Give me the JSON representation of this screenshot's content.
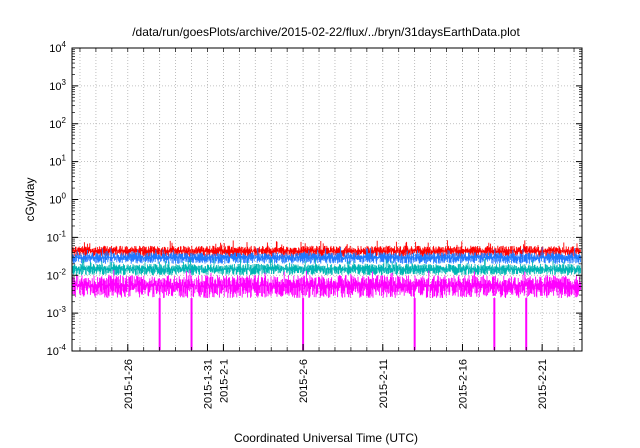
{
  "chart_data": {
    "type": "line",
    "title": "/data/run/goesPlots/archive/2015-02-22/flux/../bryn/31daysEarthData.plot",
    "xlabel": "Coordinated Universal Time (UTC)",
    "ylabel": "cGy/day",
    "y_scale": "log",
    "ylim": [
      0.0001,
      10000
    ],
    "y_ticks": [
      {
        "base": "10",
        "exp": "-4",
        "value": 0.0001
      },
      {
        "base": "10",
        "exp": "-3",
        "value": 0.001
      },
      {
        "base": "10",
        "exp": "-2",
        "value": 0.01
      },
      {
        "base": "10",
        "exp": "-1",
        "value": 0.1
      },
      {
        "base": "10",
        "exp": "0",
        "value": 1
      },
      {
        "base": "10",
        "exp": "1",
        "value": 10
      },
      {
        "base": "10",
        "exp": "2",
        "value": 100
      },
      {
        "base": "10",
        "exp": "3",
        "value": 1000
      },
      {
        "base": "10",
        "exp": "4",
        "value": 10000
      }
    ],
    "x_type": "date",
    "xlim": [
      "2015-01-22T12:00",
      "2015-02-23T12:00"
    ],
    "x_ticks": [
      {
        "label": "2015-1-26",
        "date": "2015-01-26"
      },
      {
        "label": "2015-1-31",
        "date": "2015-01-31"
      },
      {
        "label": "2015-2-1",
        "date": "2015-02-01"
      },
      {
        "label": "2015-2-6",
        "date": "2015-02-06"
      },
      {
        "label": "2015-2-11",
        "date": "2015-02-11"
      },
      {
        "label": "2015-2-16",
        "date": "2015-02-16"
      },
      {
        "label": "2015-2-21",
        "date": "2015-02-21"
      }
    ],
    "grid": true,
    "series": [
      {
        "color": "#ff0000",
        "typical_value": 0.04,
        "noise_range": [
          0.03,
          0.06
        ]
      },
      {
        "color": "#1e78ff",
        "typical_value": 0.03,
        "noise_range": [
          0.02,
          0.04
        ]
      },
      {
        "color": "#00b4b4",
        "typical_value": 0.015,
        "noise_range": [
          0.01,
          0.02
        ]
      },
      {
        "color": "#ff00ff",
        "typical_value": 0.005,
        "noise_range": [
          0.0025,
          0.01
        ],
        "dropouts": [
          "2015-01-28",
          "2015-01-30",
          "2015-02-06",
          "2015-02-13",
          "2015-02-18",
          "2015-02-20"
        ]
      }
    ]
  }
}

- **INSTRUCTIONS FOR THE TASK**
What is the number of lines that hold the string "color"? Give it alone.

- **THE SOLUTION**
4